▶ Do this
Set down the data below without change, skipping the pictures it holds.

▶ Data provided

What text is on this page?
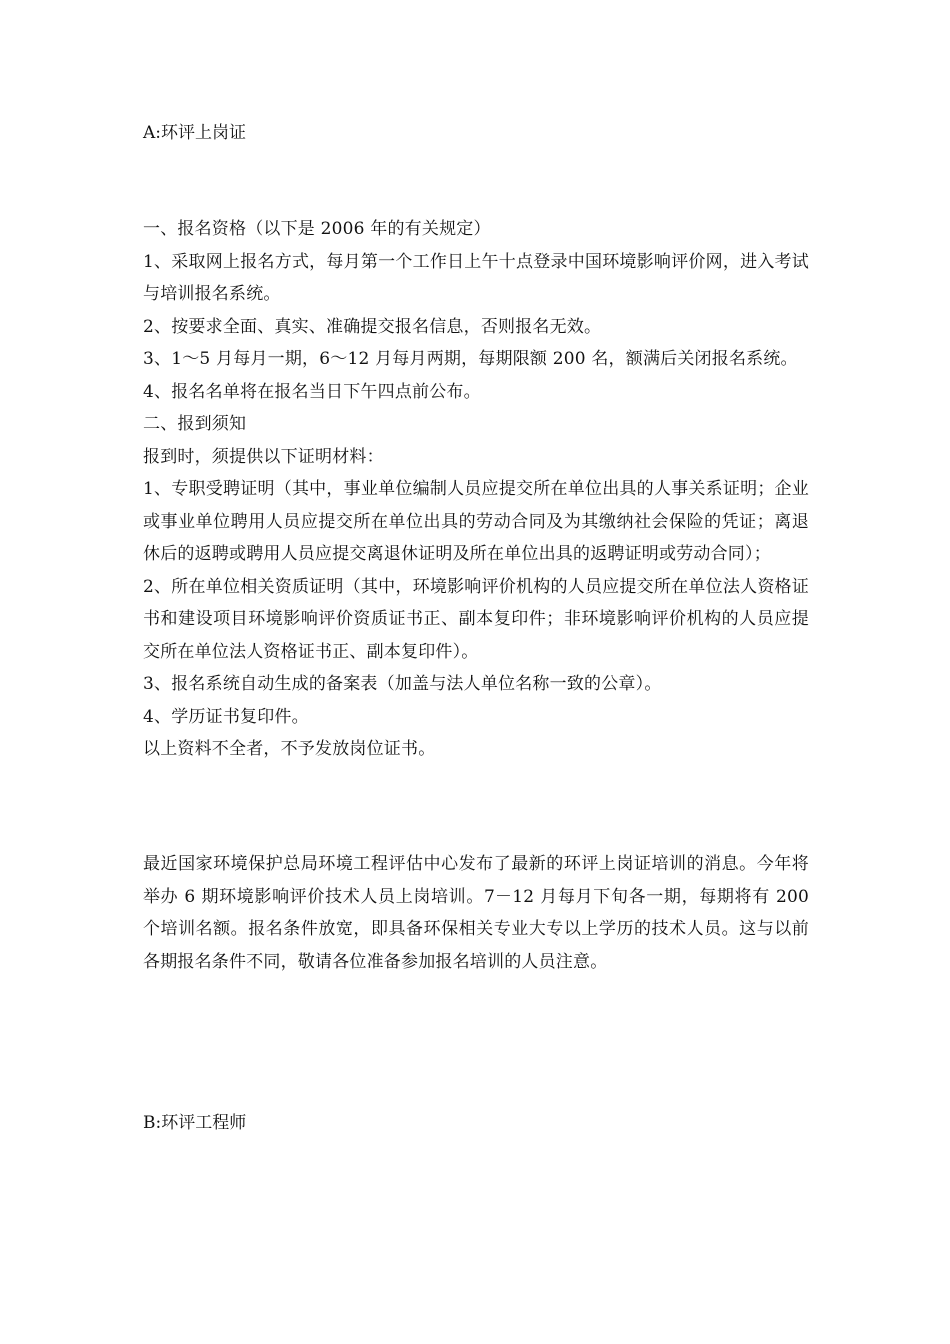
A:环评上岗证

一、报名资格（以下是 2006 年的有关规定）

1、采取网上报名方式，每月第一个工作日上午十点登录中国环境影响评价网，进入考试与培训报名系统。

2、按要求全面、真实、准确提交报名信息，否则报名无效。

3、1～5 月每月一期，6～12 月每月两期，每期限额 200 名，额满后关闭报名系统。

4、报名名单将在报名当日下午四点前公布。

二、报到须知

报到时，须提供以下证明材料：

1、专职受聘证明（其中，事业单位编制人员应提交所在单位出具的人事关系证明；企业或事业单位聘用人员应提交所在单位出具的劳动合同及为其缴纳社会保险的凭证；离退休后的返聘或聘用人员应提交离退休证明及所在单位出具的返聘证明或劳动合同）；

2、所在单位相关资质证明（其中，环境影响评价机构的人员应提交所在单位法人资格证书和建设项目环境影响评价资质证书正、副本复印件；非环境影响评价机构的人员应提交所在单位法人资格证书正、副本复印件）。

3、报名系统自动生成的备案表（加盖与法人单位名称一致的公章）。

4、学历证书复印件。

以上资料不全者，不予发放岗位证书。

最近国家环境保护总局环境工程评估中心发布了最新的环评上岗证培训的消息。今年将举办 6 期环境影响评价技术人员上岗培训。7－12 月每月下旬各一期，每期将有 200 个培训名额。报名条件放宽，即具备环保相关专业大专以上学历的技术人员。这与以前各期报名条件不同，敬请各位准备参加报名培训的人员注意。

B:环评工程师
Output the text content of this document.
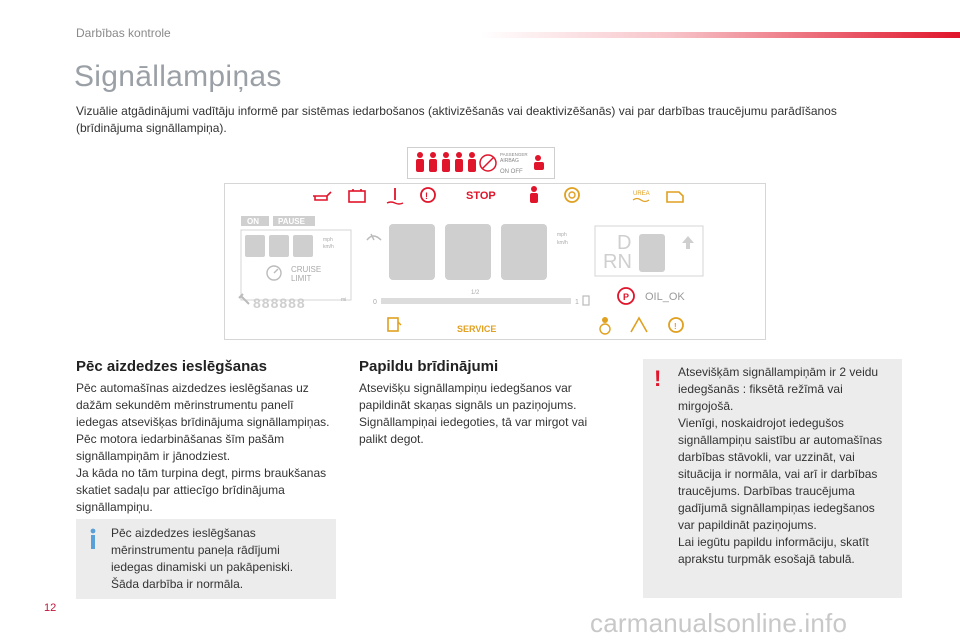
Darbības kontrole
Signāllampiņas
Vizuālie atgādinājumi vadītāju informē par sistēmas iedarbošanos (aktivizēšanās vai deaktivizēšanās) vai par darbības traucējumu parādīšanos (brīdinājuma signāllampiņa).
PASSENGER
AIRBAG
ON OFF
!	STOP	UREA
ON PAUSE
mph
km/h
CRUISE
LIMIT
888888	mi
mph
km/h
0
1/2
1
D
RN
P OIL_OK
SERVICE	!
Pēc aizdedzes ieslēgšanas
Pēc automašīnas aizdedzes ieslēgšanas uz
dažām sekundēm mērinstrumentu panelī
iedegas atsevišķas brīdinājuma signāllampiņas.
Pēc motora iedarbināšanas šīm pašām
signāllampiņām ir jānodziest.
Ja kāda no tām turpina degt, pirms braukšanas
skatiet sadaļu par attiecīgo brīdinājuma
signāllampiņu.
Pēc aizdedzes ieslēgšanas
mērinstrumentu paneļa rādījumi
iedegas dinamiski un pakāpeniski.
Šāda darbība ir normāla.
Papildu brīdinājumi
Atsevišķu signāllampiņu iedegšanos var
papildināt skaņas signāls un paziņojums.
Signāllampiņai iedegoties, tā var mirgot vai
palikt degot.
! Atsevišķām signāllampiņām ir 2 veidu
iedegšanās : fiksētā režīmā vai
mirgojošā.
Vienīgi, noskaidrojot iedegušos
signāllampiņu saistību ar automašīnas
darbības stāvokli, var uzzināt, vai
situācija ir normāla, vai arī ir darbības
traucējums. Darbības traucējuma
gadījumā signāllampiņas iedegšanos
var papildināt paziņojums.
Lai iegūtu papildu informāciju, skatīt
aprakstu turpmāk esošajā tabulā.
12	carmanualsonline.info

▶ Task response
What text is on this page?
A:环评上岗证

一、报名资格（以下是 2006 年的有关规定）

1、采取网上报名方式，每月第一个工作日上午十点登录中国环境影响评价网，进入考试与培训报名系统。

2、按要求全面、真实、准确提交报名信息，否则报名无效。

3、1～5 月每月一期，6～12 月每月两期，每期限额 200 名，额满后关闭报名系统。

4、报名名单将在报名当日下午四点前公布。

二、报到须知

报到时，须提供以下证明材料：

1、专职受聘证明（其中，事业单位编制人员应提交所在单位出具的人事关系证明；企业或事业单位聘用人员应提交所在单位出具的劳动合同及为其缴纳社会保险的凭证；离退休后的返聘或聘用人员应提交离退休证明及所在单位出具的返聘证明或劳动合同）；

2、所在单位相关资质证明（其中，环境影响评价机构的人员应提交所在单位法人资格证书和建设项目环境影响评价资质证书正、副本复印件；非环境影响评价机构的人员应提交所在单位法人资格证书正、副本复印件）。

3、报名系统自动生成的备案表（加盖与法人单位名称一致的公章）。

4、学历证书复印件。

以上资料不全者，不予发放岗位证书。

最近国家环境保护总局环境工程评估中心发布了最新的环评上岗证培训的消息。今年将举办 6 期环境影响评价技术人员上岗培训。7－12 月每月下旬各一期，每期将有 200 个培训名额。报名条件放宽，即具备环保相关专业大专以上学历的技术人员。这与以前各期报名条件不同，敬请各位准备参加报名培训的人员注意。

B:环评工程师
Output the text content of this document.
Darbības kontrole
Signāllampiņas
Vizuālie atgādinājumi vadītāju informē par sistēmas iedarbošanos (aktivizēšanās vai deaktivizēšanās) vai par darbības traucējumu parādīšanos (brīdinājuma signāllampiņa).
PASSENGER
AIRBAG
ON OFF
!	STOP	UREA
ON PAUSE
mph
km/h
CRUISE
LIMIT
888888	mi
mph
km/h
0
1/2
1
D
RN
P OIL_OK
SERVICE	!
Pēc aizdedzes ieslēgšanas
Pēc automašīnas aizdedzes ieslēgšanas uz
dažām sekundēm mērinstrumentu panelī
iedegas atsevišķas brīdinājuma signāllampiņas.
Pēc motora iedarbināšanas šīm pašām
signāllampiņām ir jānodziest.
Ja kāda no tām turpina degt, pirms braukšanas
skatiet sadaļu par attiecīgo brīdinājuma
signāllampiņu.
Pēc aizdedzes ieslēgšanas
mērinstrumentu paneļa rādījumi
iedegas dinamiski un pakāpeniski.
Šāda darbība ir normāla.
Papildu brīdinājumi
Atsevišķu signāllampiņu iedegšanos var
papildināt skaņas signāls un paziņojums.
Signāllampiņai iedegoties, tā var mirgot vai
palikt degot.
! Atsevišķām signāllampiņām ir 2 veidu
iedegšanās : fiksētā režīmā vai
mirgojošā.
Vienīgi, noskaidrojot iedegušos
signāllampiņu saistību ar automašīnas
darbības stāvokli, var uzzināt, vai
situācija ir normāla, vai arī ir darbības
traucējums. Darbības traucējuma
gadījumā signāllampiņas iedegšanos
var papildināt paziņojums.
Lai iegūtu papildu informāciju, skatīt
aprakstu turpmāk esošajā tabulā.
12	carmanualsonline.info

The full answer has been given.